• _THE PROBLEM_:
Collect every line that includes the string "variety".

+++ DATA PROVIDED +++

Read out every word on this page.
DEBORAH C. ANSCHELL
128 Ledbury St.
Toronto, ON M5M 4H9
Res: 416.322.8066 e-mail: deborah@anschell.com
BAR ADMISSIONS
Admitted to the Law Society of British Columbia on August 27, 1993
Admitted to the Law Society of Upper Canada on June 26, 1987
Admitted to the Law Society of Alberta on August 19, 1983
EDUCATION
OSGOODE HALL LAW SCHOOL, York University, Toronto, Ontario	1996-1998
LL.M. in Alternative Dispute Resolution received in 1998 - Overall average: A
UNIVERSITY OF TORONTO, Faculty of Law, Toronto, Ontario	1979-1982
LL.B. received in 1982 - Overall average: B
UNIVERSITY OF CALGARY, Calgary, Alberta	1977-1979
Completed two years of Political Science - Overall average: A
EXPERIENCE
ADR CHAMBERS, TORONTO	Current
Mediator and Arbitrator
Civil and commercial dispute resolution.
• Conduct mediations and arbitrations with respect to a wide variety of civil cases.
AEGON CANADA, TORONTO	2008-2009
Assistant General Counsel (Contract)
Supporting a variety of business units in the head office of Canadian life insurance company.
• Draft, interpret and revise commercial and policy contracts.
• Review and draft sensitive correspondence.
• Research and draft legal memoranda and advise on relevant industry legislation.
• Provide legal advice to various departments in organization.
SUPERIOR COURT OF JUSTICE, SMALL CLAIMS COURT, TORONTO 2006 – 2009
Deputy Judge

+++
+++ DATA PROVIDED +++

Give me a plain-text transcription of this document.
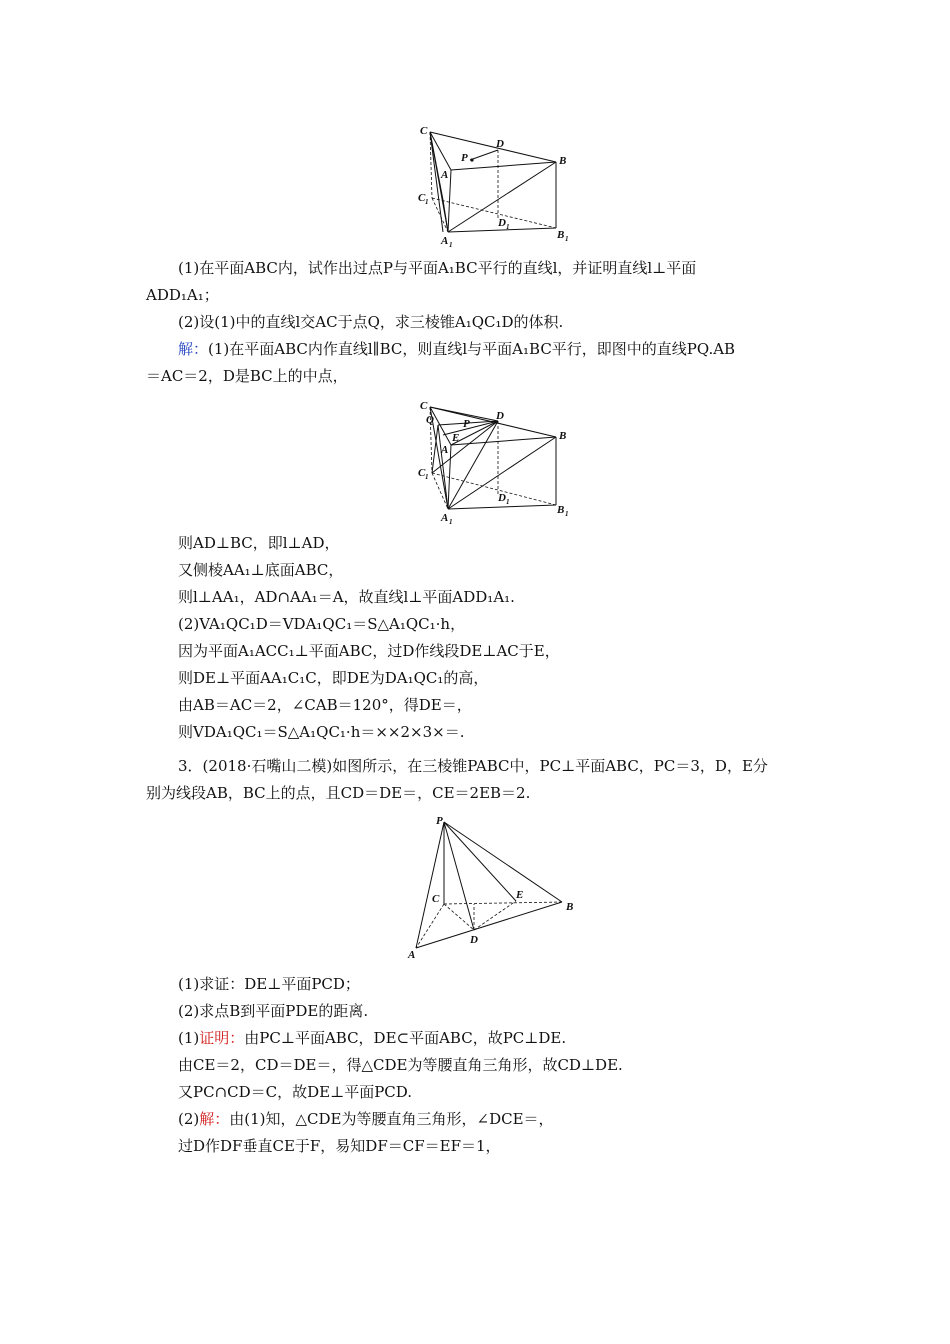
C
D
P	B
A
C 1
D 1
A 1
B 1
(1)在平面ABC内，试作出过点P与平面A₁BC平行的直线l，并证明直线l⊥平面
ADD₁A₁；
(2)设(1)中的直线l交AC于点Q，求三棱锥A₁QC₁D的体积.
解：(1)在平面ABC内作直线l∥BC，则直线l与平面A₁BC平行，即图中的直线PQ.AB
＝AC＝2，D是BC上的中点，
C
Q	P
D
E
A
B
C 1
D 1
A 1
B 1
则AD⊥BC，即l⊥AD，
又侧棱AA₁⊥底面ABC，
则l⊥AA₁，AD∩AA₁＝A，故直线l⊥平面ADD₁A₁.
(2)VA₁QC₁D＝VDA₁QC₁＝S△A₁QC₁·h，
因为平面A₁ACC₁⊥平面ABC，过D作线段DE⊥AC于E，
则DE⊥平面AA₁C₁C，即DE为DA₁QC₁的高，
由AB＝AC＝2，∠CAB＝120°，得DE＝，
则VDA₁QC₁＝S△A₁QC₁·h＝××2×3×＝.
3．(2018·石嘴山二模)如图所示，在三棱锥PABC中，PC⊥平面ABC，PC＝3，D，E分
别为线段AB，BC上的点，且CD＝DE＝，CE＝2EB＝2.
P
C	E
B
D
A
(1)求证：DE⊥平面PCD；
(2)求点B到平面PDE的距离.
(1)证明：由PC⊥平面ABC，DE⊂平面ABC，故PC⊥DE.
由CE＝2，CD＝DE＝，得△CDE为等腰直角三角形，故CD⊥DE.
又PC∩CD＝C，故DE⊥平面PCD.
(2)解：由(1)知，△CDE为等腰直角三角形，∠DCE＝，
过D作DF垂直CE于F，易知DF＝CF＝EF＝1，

+++

• _THE RESPONSE_:
• Conduct mediations and arbitrations with respect to a wide variety of civil cases.
Supporting a variety of business units in the head office of Canadian life insurance company.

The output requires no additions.